§ Task:
Below are entries; tally how many lines hold the string "JSON" and answer with only that figure.

§ Entries shown:
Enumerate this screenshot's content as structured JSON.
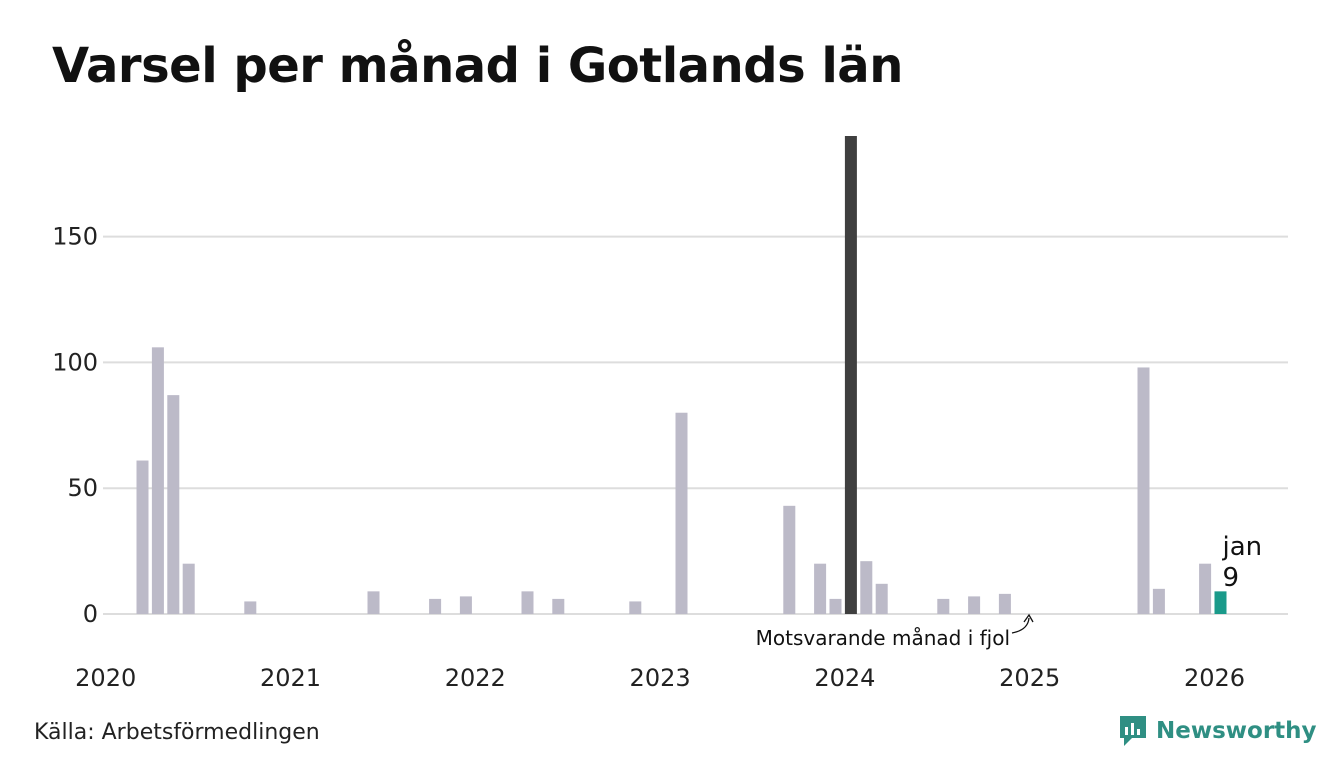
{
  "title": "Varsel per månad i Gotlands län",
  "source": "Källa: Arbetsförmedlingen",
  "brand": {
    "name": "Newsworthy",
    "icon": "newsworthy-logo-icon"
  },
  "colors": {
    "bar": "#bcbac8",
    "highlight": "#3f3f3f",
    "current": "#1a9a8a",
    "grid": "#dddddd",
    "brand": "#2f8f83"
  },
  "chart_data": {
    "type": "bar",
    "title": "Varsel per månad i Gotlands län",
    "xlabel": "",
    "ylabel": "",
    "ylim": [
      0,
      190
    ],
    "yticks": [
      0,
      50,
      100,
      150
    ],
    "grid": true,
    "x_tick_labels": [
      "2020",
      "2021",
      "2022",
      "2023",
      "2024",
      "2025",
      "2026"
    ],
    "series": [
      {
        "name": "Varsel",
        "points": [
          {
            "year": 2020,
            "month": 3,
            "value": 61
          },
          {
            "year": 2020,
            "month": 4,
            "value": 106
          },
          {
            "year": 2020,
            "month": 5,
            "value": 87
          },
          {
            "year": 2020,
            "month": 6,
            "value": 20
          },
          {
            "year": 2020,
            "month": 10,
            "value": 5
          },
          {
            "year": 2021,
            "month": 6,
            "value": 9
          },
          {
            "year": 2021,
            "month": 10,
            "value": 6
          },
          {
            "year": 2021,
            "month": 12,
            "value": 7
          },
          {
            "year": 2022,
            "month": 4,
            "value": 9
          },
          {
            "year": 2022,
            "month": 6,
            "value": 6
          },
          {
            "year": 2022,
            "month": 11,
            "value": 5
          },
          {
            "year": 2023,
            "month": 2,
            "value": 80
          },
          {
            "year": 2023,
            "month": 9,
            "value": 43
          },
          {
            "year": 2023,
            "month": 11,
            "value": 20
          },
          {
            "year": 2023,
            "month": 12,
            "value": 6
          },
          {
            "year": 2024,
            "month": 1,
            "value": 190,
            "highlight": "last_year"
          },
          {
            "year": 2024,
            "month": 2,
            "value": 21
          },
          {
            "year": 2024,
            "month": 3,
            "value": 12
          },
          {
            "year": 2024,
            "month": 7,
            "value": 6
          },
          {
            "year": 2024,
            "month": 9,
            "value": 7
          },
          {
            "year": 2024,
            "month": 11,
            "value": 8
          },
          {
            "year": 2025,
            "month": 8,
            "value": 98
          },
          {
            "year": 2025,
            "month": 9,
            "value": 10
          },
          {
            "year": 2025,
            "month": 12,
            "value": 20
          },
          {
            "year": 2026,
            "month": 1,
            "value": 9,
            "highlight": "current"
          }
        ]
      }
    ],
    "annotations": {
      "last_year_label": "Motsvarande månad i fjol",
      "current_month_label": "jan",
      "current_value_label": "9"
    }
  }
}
...
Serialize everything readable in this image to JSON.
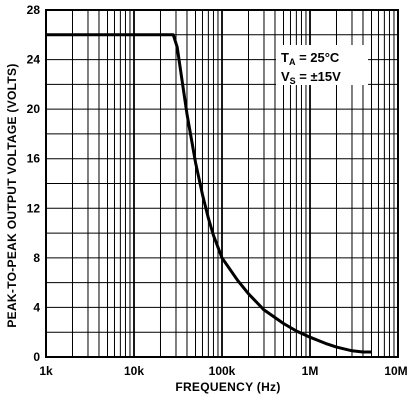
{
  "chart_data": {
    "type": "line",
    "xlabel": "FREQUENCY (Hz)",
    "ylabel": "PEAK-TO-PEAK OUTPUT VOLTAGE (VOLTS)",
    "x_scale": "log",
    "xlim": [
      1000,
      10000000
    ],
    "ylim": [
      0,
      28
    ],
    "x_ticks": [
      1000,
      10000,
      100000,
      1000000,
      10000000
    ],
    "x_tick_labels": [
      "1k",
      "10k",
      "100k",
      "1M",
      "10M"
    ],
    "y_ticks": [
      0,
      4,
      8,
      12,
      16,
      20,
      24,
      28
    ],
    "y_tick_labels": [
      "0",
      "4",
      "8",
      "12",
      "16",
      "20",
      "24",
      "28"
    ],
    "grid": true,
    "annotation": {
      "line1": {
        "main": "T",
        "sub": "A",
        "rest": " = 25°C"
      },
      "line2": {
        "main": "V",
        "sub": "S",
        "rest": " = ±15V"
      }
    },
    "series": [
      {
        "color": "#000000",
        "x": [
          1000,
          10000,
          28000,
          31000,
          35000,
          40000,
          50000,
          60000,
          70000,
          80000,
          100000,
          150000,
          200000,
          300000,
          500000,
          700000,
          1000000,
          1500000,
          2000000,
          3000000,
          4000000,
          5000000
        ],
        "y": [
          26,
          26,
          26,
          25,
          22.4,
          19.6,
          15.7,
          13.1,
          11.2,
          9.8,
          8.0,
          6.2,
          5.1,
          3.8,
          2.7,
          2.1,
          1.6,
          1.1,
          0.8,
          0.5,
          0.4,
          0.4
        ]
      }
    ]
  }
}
* * *
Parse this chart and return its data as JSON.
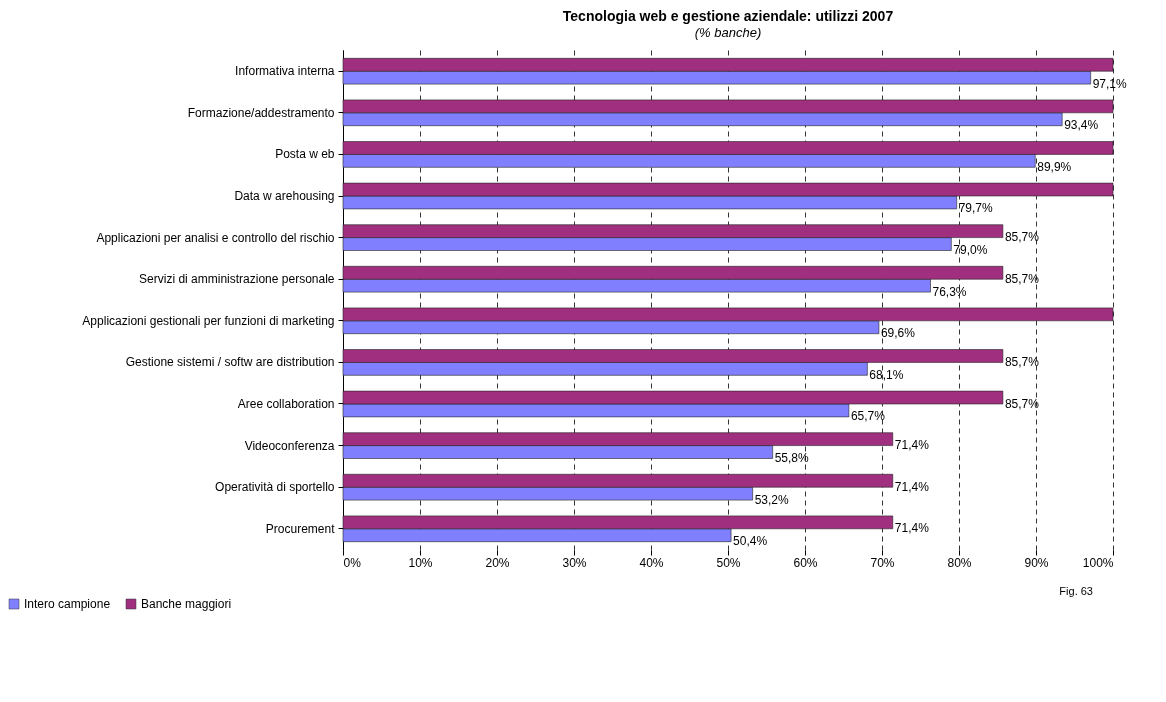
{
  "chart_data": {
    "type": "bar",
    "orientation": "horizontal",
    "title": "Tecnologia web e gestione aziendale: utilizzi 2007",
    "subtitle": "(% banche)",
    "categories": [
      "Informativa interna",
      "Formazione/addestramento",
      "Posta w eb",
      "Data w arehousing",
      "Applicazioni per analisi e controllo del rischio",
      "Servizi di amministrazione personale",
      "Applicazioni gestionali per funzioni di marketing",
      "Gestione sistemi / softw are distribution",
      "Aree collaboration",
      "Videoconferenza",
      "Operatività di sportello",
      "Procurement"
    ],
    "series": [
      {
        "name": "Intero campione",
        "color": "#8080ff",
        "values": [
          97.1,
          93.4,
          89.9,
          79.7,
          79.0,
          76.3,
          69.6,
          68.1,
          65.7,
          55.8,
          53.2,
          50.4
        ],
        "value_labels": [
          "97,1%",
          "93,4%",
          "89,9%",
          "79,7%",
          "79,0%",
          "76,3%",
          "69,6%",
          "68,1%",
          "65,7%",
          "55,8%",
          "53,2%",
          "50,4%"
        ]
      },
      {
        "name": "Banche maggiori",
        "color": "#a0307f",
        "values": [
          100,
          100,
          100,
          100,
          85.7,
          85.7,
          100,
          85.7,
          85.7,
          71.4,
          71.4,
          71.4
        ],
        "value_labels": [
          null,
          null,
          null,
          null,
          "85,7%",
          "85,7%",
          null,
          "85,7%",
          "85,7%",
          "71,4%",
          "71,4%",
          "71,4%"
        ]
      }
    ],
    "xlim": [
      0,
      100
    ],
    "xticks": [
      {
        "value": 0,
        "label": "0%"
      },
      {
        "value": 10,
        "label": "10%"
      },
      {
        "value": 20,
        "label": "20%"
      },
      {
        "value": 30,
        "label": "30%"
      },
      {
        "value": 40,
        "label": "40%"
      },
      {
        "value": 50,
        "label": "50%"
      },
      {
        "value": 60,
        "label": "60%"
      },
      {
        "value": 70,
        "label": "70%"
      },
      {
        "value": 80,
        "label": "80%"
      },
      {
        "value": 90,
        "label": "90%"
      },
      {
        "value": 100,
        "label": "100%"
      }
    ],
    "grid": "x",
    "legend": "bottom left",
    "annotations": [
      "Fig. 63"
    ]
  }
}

§ Exercise solution:
3